» Required task
Report how many lines include the word "this", and nothing besides that number.

» Items

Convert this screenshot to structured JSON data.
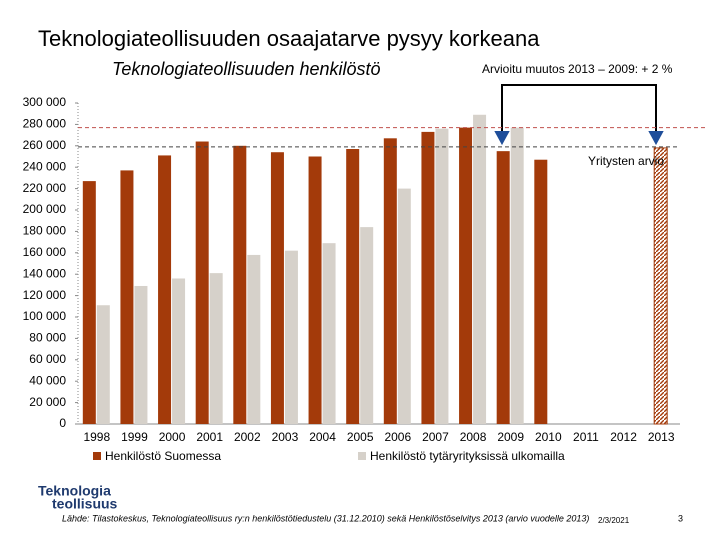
{
  "chart_data": {
    "type": "bar",
    "title": "Teknologiateollisuuden osaajatarve pysyy korkeana",
    "subtitle": "Teknologiateollisuuden henkilöstö",
    "change_note": "Arvioitu muutos 2013 – 2009: + 2 %",
    "categories": [
      "1998",
      "1999",
      "2000",
      "2001",
      "2002",
      "2003",
      "2004",
      "2005",
      "2006",
      "2007",
      "2008",
      "2009",
      "2010",
      "2011",
      "2012",
      "2013"
    ],
    "series": [
      {
        "name": "Henkilöstö Suomessa",
        "color": "#a33a0a",
        "values": [
          227000,
          237000,
          251000,
          264000,
          260000,
          254000,
          250000,
          257000,
          267000,
          273000,
          277000,
          255000,
          247000,
          null,
          null,
          null
        ]
      },
      {
        "name": "Henkilöstö tytäryrityksissä ulkomailla",
        "color": "#d6d1ca",
        "values": [
          111000,
          129000,
          136000,
          141000,
          158000,
          162000,
          169000,
          184000,
          220000,
          276000,
          289000,
          277000,
          null,
          null,
          null,
          null
        ]
      }
    ],
    "estimate": {
      "label": "Yritysten arvio",
      "category": "2013",
      "value": 258000,
      "color": "#a33a0a"
    },
    "reference_lines": [
      {
        "value": 277000,
        "color": "#c0504d"
      },
      {
        "value": 259000,
        "color": "#444444"
      }
    ],
    "ylim": [
      0,
      300000
    ],
    "yticks": [
      0,
      {
        "value": 20000,
        "label": "20 000"
      },
      {
        "value": 40000,
        "label": "40 000"
      },
      {
        "value": 60000,
        "label": "60 000"
      },
      {
        "value": 80000,
        "label": "80 000"
      },
      {
        "value": 100000,
        "label": "100 000"
      },
      {
        "value": 120000,
        "label": "120 000"
      },
      {
        "value": 140000,
        "label": "140 000"
      },
      {
        "value": 160000,
        "label": "160 000"
      },
      {
        "value": 180000,
        "label": "180 000"
      },
      {
        "value": 200000,
        "label": "200 000"
      },
      {
        "value": 220000,
        "label": "220 000"
      },
      {
        "value": 240000,
        "label": "240 000"
      },
      {
        "value": 260000,
        "label": "260 000"
      },
      {
        "value": 280000,
        "label": "280 000"
      },
      {
        "value": 300000,
        "label": "300 000"
      }
    ],
    "grid": false,
    "legend": "bottom",
    "logo": [
      "Teknologia",
      "teollisuus"
    ],
    "source": "Lähde: Tilastokeskus, Teknologiateollisuus ry:n henkilöstötiedustelu (31.12.2010) sekä Henkilöstöselvitys 2013 (arvio vuodelle 2013)",
    "date": "2/3/2021",
    "page_number": "3"
  }
}
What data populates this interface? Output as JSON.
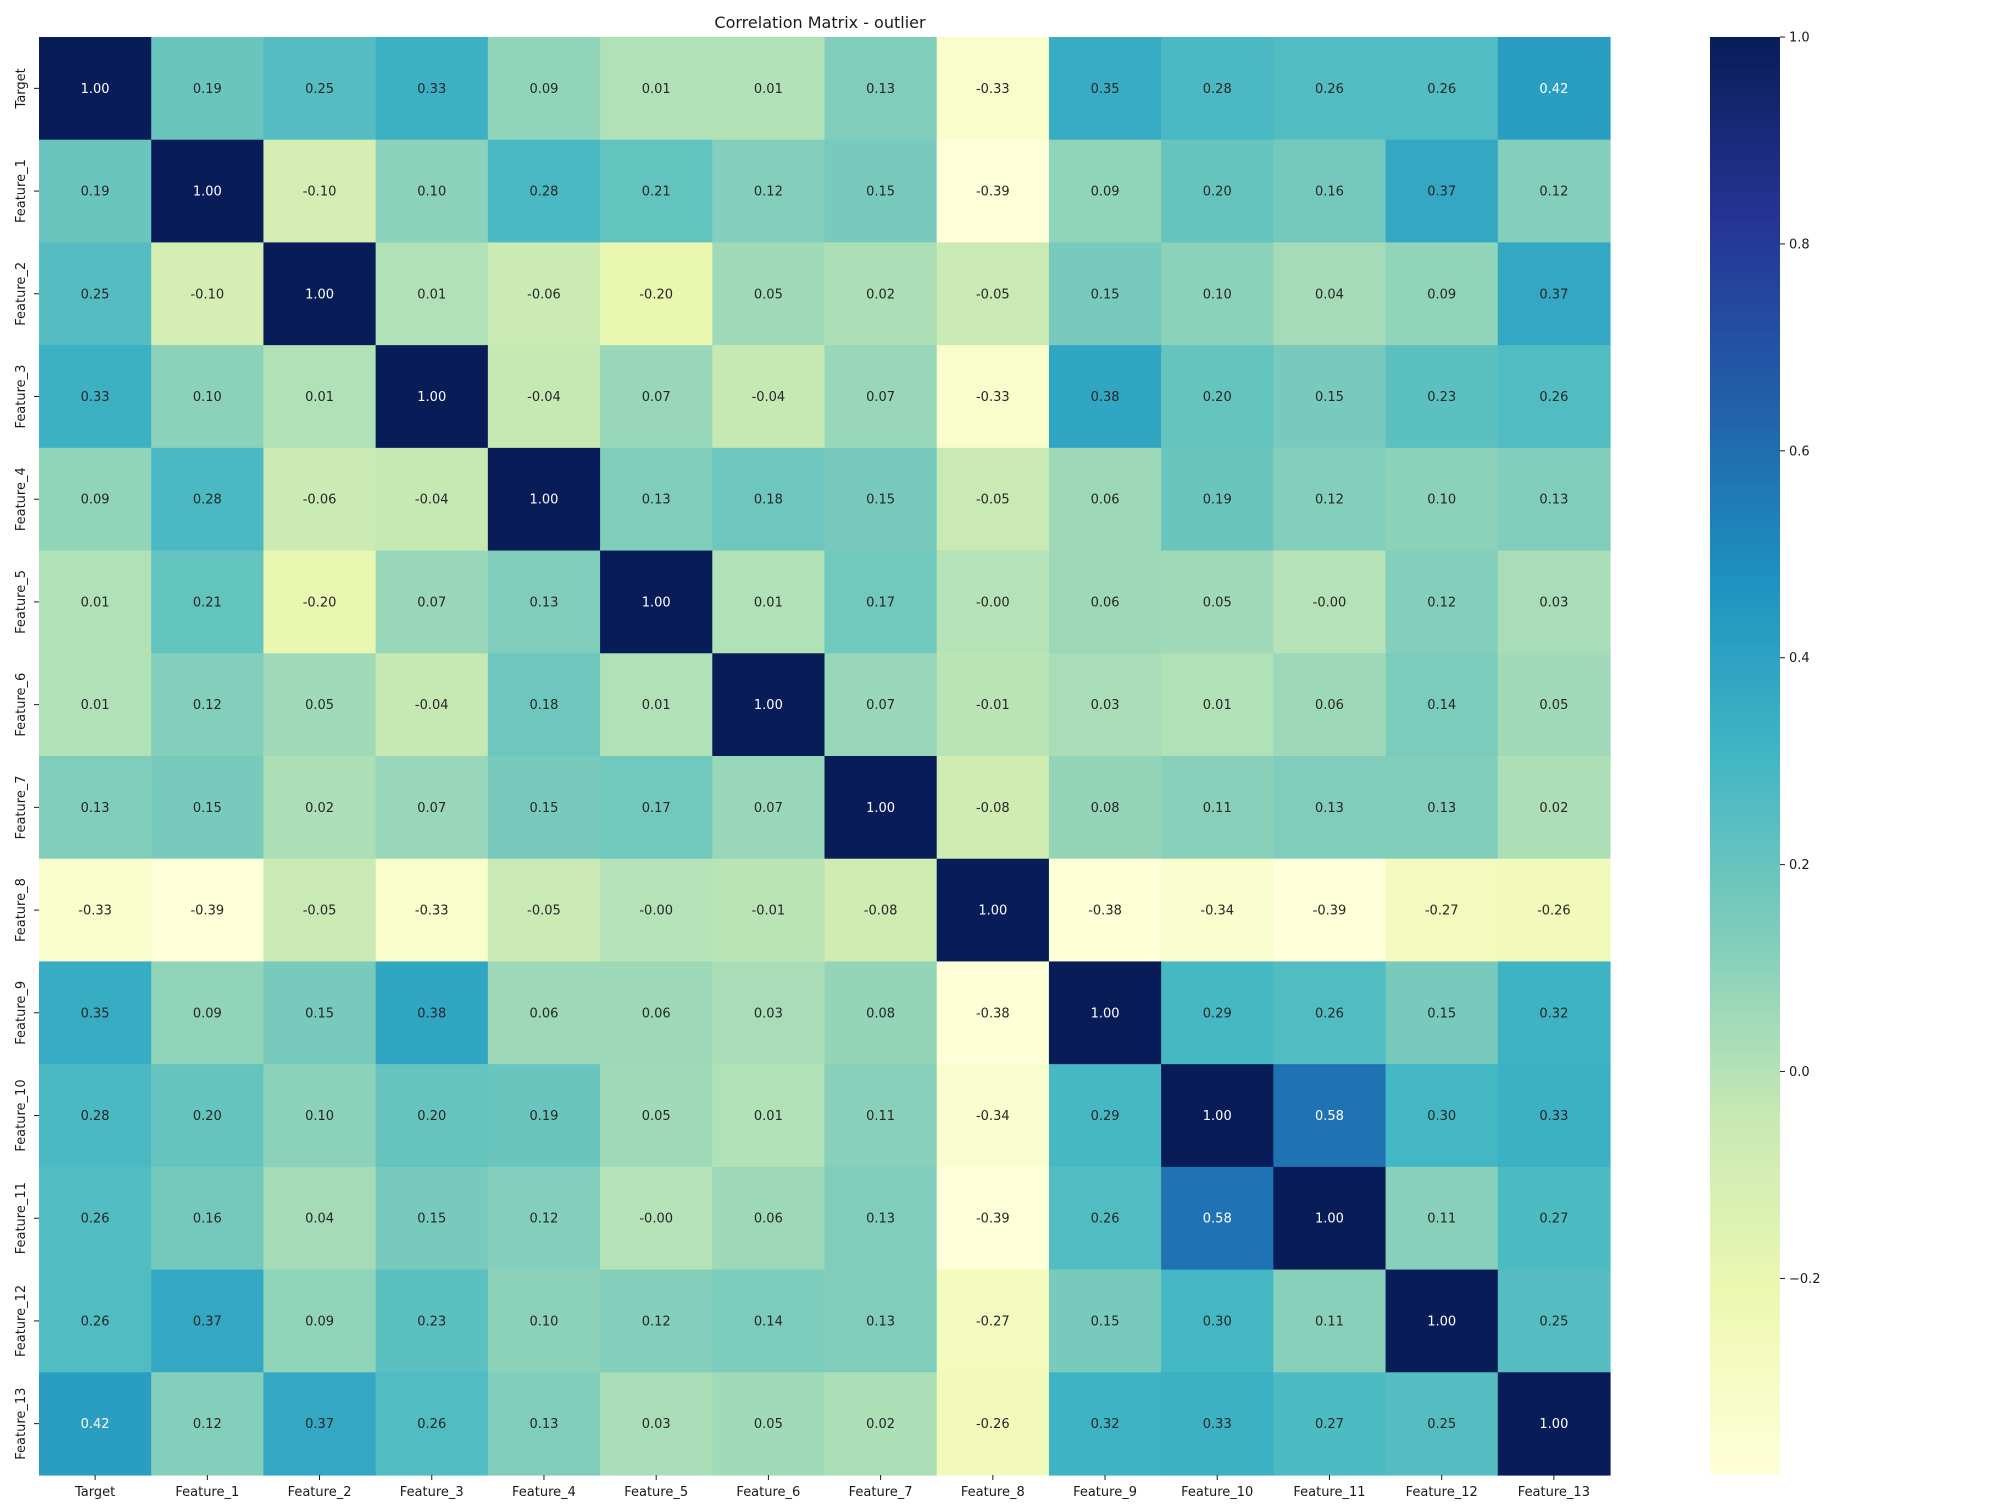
{
  "chart_data": {
    "type": "heatmap",
    "title": "Correlation Matrix - outlier",
    "labels": [
      "Target",
      "Feature_1",
      "Feature_2",
      "Feature_3",
      "Feature_4",
      "Feature_5",
      "Feature_6",
      "Feature_7",
      "Feature_8",
      "Feature_9",
      "Feature_10",
      "Feature_11",
      "Feature_12",
      "Feature_13"
    ],
    "values": [
      [
        "1.00",
        "0.19",
        "0.25",
        "0.33",
        "0.09",
        "0.01",
        "0.01",
        "0.13",
        "-0.33",
        "0.35",
        "0.28",
        "0.26",
        "0.26",
        "0.42"
      ],
      [
        "0.19",
        "1.00",
        "-0.10",
        "0.10",
        "0.28",
        "0.21",
        "0.12",
        "0.15",
        "-0.39",
        "0.09",
        "0.20",
        "0.16",
        "0.37",
        "0.12"
      ],
      [
        "0.25",
        "-0.10",
        "1.00",
        "0.01",
        "-0.06",
        "-0.20",
        "0.05",
        "0.02",
        "-0.05",
        "0.15",
        "0.10",
        "0.04",
        "0.09",
        "0.37"
      ],
      [
        "0.33",
        "0.10",
        "0.01",
        "1.00",
        "-0.04",
        "0.07",
        "-0.04",
        "0.07",
        "-0.33",
        "0.38",
        "0.20",
        "0.15",
        "0.23",
        "0.26"
      ],
      [
        "0.09",
        "0.28",
        "-0.06",
        "-0.04",
        "1.00",
        "0.13",
        "0.18",
        "0.15",
        "-0.05",
        "0.06",
        "0.19",
        "0.12",
        "0.10",
        "0.13"
      ],
      [
        "0.01",
        "0.21",
        "-0.20",
        "0.07",
        "0.13",
        "1.00",
        "0.01",
        "0.17",
        "-0.00",
        "0.06",
        "0.05",
        "-0.00",
        "0.12",
        "0.03"
      ],
      [
        "0.01",
        "0.12",
        "0.05",
        "-0.04",
        "0.18",
        "0.01",
        "1.00",
        "0.07",
        "-0.01",
        "0.03",
        "0.01",
        "0.06",
        "0.14",
        "0.05"
      ],
      [
        "0.13",
        "0.15",
        "0.02",
        "0.07",
        "0.15",
        "0.17",
        "0.07",
        "1.00",
        "-0.08",
        "0.08",
        "0.11",
        "0.13",
        "0.13",
        "0.02"
      ],
      [
        "-0.33",
        "-0.39",
        "-0.05",
        "-0.33",
        "-0.05",
        "-0.00",
        "-0.01",
        "-0.08",
        "1.00",
        "-0.38",
        "-0.34",
        "-0.39",
        "-0.27",
        "-0.26"
      ],
      [
        "0.35",
        "0.09",
        "0.15",
        "0.38",
        "0.06",
        "0.06",
        "0.03",
        "0.08",
        "-0.38",
        "1.00",
        "0.29",
        "0.26",
        "0.15",
        "0.32"
      ],
      [
        "0.28",
        "0.20",
        "0.10",
        "0.20",
        "0.19",
        "0.05",
        "0.01",
        "0.11",
        "-0.34",
        "0.29",
        "1.00",
        "0.58",
        "0.30",
        "0.33"
      ],
      [
        "0.26",
        "0.16",
        "0.04",
        "0.15",
        "0.12",
        "-0.00",
        "0.06",
        "0.13",
        "-0.39",
        "0.26",
        "0.58",
        "1.00",
        "0.11",
        "0.27"
      ],
      [
        "0.26",
        "0.37",
        "0.09",
        "0.23",
        "0.10",
        "0.12",
        "0.14",
        "0.13",
        "-0.27",
        "0.15",
        "0.30",
        "0.11",
        "1.00",
        "0.25"
      ],
      [
        "0.42",
        "0.12",
        "0.37",
        "0.26",
        "0.13",
        "0.03",
        "0.05",
        "0.02",
        "-0.26",
        "0.32",
        "0.33",
        "0.27",
        "0.25",
        "1.00"
      ]
    ],
    "colorbar": {
      "min": -0.39,
      "max": 1.0,
      "ticks": [
        "1.0",
        "0.8",
        "0.6",
        "0.4",
        "0.2",
        "0.0",
        "−0.2"
      ],
      "tick_values": [
        1.0,
        0.8,
        0.6,
        0.4,
        0.2,
        0.0,
        -0.2
      ]
    },
    "colormap": {
      "name": "YlGnBu",
      "stops": [
        "#ffffd9",
        "#edf8b1",
        "#c7e9b4",
        "#7fcdbb",
        "#41b6c4",
        "#1d91c0",
        "#225ea8",
        "#253494",
        "#081d58"
      ]
    },
    "annotation_colors": {
      "dark_text": "#262626",
      "light_text": "#ffffff"
    },
    "grid": false
  }
}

» Task solution
2